• Exercise instructions
From the listing below, return each line that includes "ancora".

(Saved entries)
-.-.-
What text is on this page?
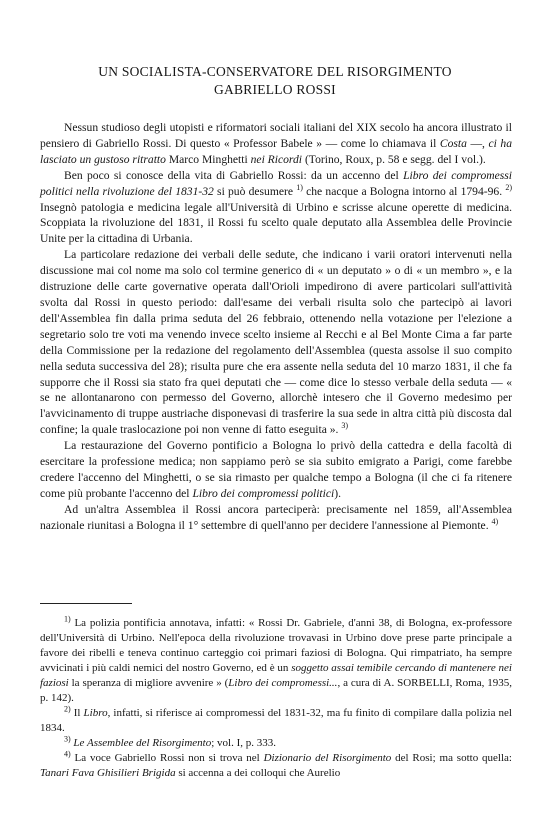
UN SOCIALISTA-CONSERVATORE DEL RISORGIMENTO
GABRIELLO ROSSI

Nessun studioso degli utopisti e riformatori sociali italiani del XIX secolo ha ancora illustrato il pensiero di Gabriello Rossi. Di questo « Professor Babele » — come lo chiamava il Costa —, ci ha lasciato un gustoso ritratto Marco Minghetti nei Ricordi (Torino, Roux, p. 58 e segg. del I vol.).

Ben poco si conosce della vita di Gabriello Rossi: da un accenno del Libro dei compromessi politici nella rivoluzione del 1831-32 si può desumere $^{1)}$ che nacque a Bologna intorno al 1794-96. $^{2)}$ Insegnò patologia e medicina legale all'Università di Urbino e scrisse alcune operette di medicina. Scoppiata la rivoluzione del 1831, il Rossi fu scelto quale deputato alla Assemblea delle Provincie Unite per la cittadina di Urbania.

La particolare redazione dei verbali delle sedute, che indicano i varii oratori intervenuti nella discussione mai col nome ma solo col termine generico di « un deputato » o di « un membro », e la distruzione delle carte governative operata dall'Orioli impedirono di avere particolari sull'attività svolta dal Rossi in questo periodo: dall'esame dei verbali risulta solo che partecipò ai lavori dell'Assemblea fin dalla prima seduta del 26 febbraio, ottenendo nella votazione per l'elezione a segretario solo tre voti ma venendo invece scelto insieme al Recchi e al Bel Monte Cima a far parte della Commissione per la redazione del regolamento dell'Assemblea (questa assolse il suo compito nella seduta successiva del 28); risulta pure che era assente nella seduta del 10 marzo 1831, il che fa supporre che il Rossi sia stato fra quei deputati che — come dice lo stesso verbale della seduta — « se ne allontanarono con permesso del Governo, allorchè intesero che il Governo medesimo per l'avvicinamento di truppe austriache disponevasi di trasferire la sua sede in altra città più discosta dal confine; la quale traslocazione poi non venne di fatto eseguita ». $^{3)}$

La restaurazione del Governo pontificio a Bologna lo privò della cattedra e della facoltà di esercitare la professione medica; non sappiamo però se sia subito emigrato a Parigi, come farebbe credere l'accenno del Minghetti, o se sia rimasto per qualche tempo a Bologna (il che ci fa ritenere come più probante l'accenno del Libro dei compromessi politici).

Ad un'altra Assemblea il Rossi ancora parteciperà: precisamente nel 1859, all'Assemblea nazionale riunitasi a Bologna il 1° settembre di quell'anno per decidere l'annessione al Piemonte. $^{4)}$

$^{1)}$ La polizia pontificia annotava, infatti: « Rossi Dr. Gabriele, d'anni 38, di Bologna, ex-professore dell'Università di Urbino. Nell'epoca della rivoluzione trovavasi in Urbino dove prese parte principale a favore dei ribelli e teneva continuo carteggio coi primari faziosi di Bologna. Qui rimpatriato, ha sempre avvicinati i più caldi nemici del nostro Governo, ed è un soggetto assai temibile cercando di mantenere nei faziosi la speranza di migliore avvenire » (Libro dei compromessi..., a cura di A. SORBELLI, Roma, 1935, p. 142).

$^{2)}$ Il Libro, infatti, si riferisce ai compromessi del 1831-32, ma fu finito di compilare dalla polizia nel 1834.

$^{3)}$ Le Assemblee del Risorgimento; vol. I, p. 333.

$^{4)}$ La voce Gabriello Rossi non si trova nel Dizionario del Risorgimento del Rosi; ma sotto quella: Tanari Fava Ghisilieri Brigida si accenna a dei colloqui che Aurelio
-.-.-
• Solution below
Nessun studioso degli utopisti e riformatori sociali italiani del XIX secolo ha ancora illustrato il pensiero di Gabriello Rossi. Di questo « Professor Babele » — come lo chiamava il Costa —, ci ha lasciato un gustoso ritratto Marco Minghetti nei Ricordi (Torino, Roux, p. 58 e segg. del I vol.).
Ad un'altra Assemblea il Rossi ancora parteciperà: precisamente nel 1859, all'Assemblea nazionale riunitasi a Bologna il 1° settembre di quell'anno per decidere l'annessione al Piemonte. $^{4)}$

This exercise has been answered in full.